● **WRITTEN REQUEST**: Copy each line where the word "style" occurs.

[Saved data entries]
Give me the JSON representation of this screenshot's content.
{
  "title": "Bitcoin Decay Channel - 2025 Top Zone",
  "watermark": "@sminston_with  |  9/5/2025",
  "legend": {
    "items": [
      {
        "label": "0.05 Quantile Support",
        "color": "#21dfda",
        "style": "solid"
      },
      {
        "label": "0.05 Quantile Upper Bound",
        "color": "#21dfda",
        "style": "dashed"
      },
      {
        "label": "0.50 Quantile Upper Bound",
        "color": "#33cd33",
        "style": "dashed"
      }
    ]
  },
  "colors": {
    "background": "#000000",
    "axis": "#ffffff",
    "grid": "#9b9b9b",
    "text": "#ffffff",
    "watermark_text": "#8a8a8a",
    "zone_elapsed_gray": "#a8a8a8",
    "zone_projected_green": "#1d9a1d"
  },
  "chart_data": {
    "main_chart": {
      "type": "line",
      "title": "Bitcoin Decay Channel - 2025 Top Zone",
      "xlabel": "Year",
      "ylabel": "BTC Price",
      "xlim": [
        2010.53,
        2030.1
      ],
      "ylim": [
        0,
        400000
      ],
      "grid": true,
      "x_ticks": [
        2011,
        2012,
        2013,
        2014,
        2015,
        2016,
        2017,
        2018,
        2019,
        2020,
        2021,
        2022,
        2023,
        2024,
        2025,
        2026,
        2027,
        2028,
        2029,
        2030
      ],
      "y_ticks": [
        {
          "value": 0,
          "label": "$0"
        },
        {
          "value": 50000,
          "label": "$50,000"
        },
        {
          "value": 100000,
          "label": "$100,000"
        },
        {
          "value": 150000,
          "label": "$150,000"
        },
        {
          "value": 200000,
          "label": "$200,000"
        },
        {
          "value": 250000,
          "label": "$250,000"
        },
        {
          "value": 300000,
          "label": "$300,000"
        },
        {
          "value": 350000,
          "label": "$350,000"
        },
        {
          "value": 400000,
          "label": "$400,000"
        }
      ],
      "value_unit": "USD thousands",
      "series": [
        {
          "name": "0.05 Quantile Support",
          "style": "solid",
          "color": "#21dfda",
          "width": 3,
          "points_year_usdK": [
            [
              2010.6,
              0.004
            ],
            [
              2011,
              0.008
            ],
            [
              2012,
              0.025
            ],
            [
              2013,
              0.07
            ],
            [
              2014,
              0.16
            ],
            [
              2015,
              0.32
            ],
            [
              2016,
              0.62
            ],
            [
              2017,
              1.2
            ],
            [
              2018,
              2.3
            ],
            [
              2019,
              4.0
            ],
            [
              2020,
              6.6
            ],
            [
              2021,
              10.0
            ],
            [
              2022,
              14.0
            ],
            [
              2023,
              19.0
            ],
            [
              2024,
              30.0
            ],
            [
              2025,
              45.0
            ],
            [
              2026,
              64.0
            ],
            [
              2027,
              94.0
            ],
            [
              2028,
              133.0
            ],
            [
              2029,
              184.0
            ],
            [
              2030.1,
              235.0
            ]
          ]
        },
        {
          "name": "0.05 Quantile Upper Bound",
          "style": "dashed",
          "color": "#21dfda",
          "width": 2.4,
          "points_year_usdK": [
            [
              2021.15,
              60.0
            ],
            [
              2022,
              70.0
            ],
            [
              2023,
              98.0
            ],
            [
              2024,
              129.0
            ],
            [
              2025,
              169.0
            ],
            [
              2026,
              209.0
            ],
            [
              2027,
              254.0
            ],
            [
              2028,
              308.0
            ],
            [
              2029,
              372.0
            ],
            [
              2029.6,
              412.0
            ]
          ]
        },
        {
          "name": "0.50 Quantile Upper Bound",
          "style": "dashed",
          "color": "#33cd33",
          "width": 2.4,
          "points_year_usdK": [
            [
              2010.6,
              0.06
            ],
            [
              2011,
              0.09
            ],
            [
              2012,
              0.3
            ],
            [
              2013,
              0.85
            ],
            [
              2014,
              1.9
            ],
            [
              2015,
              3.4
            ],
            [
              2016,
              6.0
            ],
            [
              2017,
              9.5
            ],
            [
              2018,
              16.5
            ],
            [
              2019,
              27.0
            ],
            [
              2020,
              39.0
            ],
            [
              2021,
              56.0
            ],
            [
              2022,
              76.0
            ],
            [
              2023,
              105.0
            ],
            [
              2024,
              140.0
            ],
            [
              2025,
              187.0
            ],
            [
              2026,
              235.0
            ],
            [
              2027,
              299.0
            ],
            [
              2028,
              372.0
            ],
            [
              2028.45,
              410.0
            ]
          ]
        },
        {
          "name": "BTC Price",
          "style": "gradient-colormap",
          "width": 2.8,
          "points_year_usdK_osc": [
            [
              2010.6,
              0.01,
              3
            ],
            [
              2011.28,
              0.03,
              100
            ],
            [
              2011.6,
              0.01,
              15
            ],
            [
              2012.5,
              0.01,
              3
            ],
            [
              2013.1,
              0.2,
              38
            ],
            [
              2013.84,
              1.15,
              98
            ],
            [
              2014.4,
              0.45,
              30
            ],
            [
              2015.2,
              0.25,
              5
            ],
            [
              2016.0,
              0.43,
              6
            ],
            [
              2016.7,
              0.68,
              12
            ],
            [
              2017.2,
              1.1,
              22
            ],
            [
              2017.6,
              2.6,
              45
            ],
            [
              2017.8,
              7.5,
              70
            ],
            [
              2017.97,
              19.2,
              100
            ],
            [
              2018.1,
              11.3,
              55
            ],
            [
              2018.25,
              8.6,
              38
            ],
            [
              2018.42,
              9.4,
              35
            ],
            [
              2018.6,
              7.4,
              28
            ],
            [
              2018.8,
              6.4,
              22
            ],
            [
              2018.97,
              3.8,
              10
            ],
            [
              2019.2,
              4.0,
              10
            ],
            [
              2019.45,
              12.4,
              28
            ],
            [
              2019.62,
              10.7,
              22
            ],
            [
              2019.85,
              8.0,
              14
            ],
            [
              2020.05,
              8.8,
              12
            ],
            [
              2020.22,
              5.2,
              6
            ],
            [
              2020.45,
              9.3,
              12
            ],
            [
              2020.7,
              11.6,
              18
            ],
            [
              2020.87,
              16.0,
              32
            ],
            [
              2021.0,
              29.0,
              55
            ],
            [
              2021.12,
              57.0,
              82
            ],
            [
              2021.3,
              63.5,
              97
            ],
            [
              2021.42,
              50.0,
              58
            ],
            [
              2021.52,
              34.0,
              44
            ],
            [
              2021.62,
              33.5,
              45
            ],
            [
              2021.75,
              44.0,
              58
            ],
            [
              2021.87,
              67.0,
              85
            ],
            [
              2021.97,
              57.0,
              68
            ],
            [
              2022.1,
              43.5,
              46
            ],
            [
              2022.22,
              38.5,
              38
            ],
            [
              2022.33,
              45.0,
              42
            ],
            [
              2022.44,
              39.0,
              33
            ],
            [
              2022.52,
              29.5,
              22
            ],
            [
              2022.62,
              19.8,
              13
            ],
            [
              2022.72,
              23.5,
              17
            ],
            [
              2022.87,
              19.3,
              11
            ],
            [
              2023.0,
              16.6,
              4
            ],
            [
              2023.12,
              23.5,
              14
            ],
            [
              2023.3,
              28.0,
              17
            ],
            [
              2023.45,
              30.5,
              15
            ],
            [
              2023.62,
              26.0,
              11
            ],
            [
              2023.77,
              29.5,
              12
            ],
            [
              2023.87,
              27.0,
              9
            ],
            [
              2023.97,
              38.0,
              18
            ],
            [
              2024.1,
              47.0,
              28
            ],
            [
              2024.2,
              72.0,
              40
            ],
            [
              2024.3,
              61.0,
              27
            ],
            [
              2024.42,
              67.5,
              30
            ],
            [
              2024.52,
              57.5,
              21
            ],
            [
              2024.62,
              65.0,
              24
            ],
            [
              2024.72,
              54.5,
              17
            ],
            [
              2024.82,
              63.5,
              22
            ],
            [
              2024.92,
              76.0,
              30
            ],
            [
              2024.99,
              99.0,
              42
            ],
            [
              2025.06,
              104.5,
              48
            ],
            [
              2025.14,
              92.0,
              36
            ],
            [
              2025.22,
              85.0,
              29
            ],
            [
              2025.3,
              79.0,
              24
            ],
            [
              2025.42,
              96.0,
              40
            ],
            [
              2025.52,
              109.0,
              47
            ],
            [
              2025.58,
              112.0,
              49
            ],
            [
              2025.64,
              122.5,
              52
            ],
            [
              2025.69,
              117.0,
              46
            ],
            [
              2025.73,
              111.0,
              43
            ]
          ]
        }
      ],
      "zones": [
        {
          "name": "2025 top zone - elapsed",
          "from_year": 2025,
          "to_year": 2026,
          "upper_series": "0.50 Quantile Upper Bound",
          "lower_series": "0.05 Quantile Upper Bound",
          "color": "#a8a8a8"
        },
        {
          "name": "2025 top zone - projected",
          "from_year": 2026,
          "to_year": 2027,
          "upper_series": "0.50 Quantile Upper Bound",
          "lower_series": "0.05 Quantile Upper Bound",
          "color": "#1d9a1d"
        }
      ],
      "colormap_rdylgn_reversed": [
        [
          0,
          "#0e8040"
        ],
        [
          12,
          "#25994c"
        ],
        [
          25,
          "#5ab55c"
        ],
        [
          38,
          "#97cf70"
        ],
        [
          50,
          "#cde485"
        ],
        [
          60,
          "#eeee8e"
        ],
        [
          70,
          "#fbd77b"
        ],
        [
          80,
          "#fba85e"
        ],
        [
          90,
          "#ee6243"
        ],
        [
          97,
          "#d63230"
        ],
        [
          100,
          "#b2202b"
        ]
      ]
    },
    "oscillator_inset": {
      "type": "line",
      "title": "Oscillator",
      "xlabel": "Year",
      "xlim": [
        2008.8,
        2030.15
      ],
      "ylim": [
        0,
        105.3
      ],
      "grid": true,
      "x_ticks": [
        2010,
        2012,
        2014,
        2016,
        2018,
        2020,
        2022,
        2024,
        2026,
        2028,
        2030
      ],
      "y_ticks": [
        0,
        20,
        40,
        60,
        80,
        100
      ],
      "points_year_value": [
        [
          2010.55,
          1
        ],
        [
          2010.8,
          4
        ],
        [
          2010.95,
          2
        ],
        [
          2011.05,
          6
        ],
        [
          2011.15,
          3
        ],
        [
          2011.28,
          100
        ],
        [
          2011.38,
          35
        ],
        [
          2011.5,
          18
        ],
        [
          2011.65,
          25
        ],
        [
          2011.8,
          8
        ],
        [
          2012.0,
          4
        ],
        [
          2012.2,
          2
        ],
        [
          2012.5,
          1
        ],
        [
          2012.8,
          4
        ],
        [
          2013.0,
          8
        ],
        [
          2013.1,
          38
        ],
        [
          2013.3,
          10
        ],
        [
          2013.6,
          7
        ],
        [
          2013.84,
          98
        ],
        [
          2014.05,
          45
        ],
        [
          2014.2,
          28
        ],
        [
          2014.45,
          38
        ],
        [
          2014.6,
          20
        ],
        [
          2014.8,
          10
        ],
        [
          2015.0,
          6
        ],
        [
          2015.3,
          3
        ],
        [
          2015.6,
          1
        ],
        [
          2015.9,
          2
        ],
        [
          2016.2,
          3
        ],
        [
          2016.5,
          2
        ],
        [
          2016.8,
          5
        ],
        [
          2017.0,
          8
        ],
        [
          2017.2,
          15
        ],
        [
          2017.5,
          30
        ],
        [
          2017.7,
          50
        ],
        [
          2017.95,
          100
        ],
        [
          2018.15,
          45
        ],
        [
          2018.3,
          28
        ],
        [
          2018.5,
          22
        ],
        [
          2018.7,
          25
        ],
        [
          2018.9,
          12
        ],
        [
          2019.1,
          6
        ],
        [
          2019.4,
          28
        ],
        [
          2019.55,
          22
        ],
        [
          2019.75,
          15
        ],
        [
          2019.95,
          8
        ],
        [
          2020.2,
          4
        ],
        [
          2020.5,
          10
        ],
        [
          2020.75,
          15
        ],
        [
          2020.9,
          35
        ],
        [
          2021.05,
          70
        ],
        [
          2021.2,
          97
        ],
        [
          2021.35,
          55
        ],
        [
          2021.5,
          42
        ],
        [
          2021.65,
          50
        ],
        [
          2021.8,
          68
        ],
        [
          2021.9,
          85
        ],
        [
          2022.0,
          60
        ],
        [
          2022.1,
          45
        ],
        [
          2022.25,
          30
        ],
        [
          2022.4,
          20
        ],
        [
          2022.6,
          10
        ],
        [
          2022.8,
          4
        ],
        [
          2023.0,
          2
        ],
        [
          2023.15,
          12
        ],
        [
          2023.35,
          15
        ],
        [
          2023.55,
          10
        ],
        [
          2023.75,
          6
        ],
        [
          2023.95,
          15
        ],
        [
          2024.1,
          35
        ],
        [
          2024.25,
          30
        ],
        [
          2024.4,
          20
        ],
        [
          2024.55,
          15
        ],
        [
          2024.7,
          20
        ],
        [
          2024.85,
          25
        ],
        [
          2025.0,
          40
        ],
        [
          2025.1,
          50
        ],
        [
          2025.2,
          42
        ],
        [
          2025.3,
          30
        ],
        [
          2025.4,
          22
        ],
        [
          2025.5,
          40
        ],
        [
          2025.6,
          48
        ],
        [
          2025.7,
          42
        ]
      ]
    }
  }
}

● **RESULT FOR THIS EXERCISE**:
        "style": "solid"
        "style": "dashed"
        "style": "dashed"
          "style": "solid",
          "style": "dashed",
          "style": "dashed",
          "style": "gradient-colormap",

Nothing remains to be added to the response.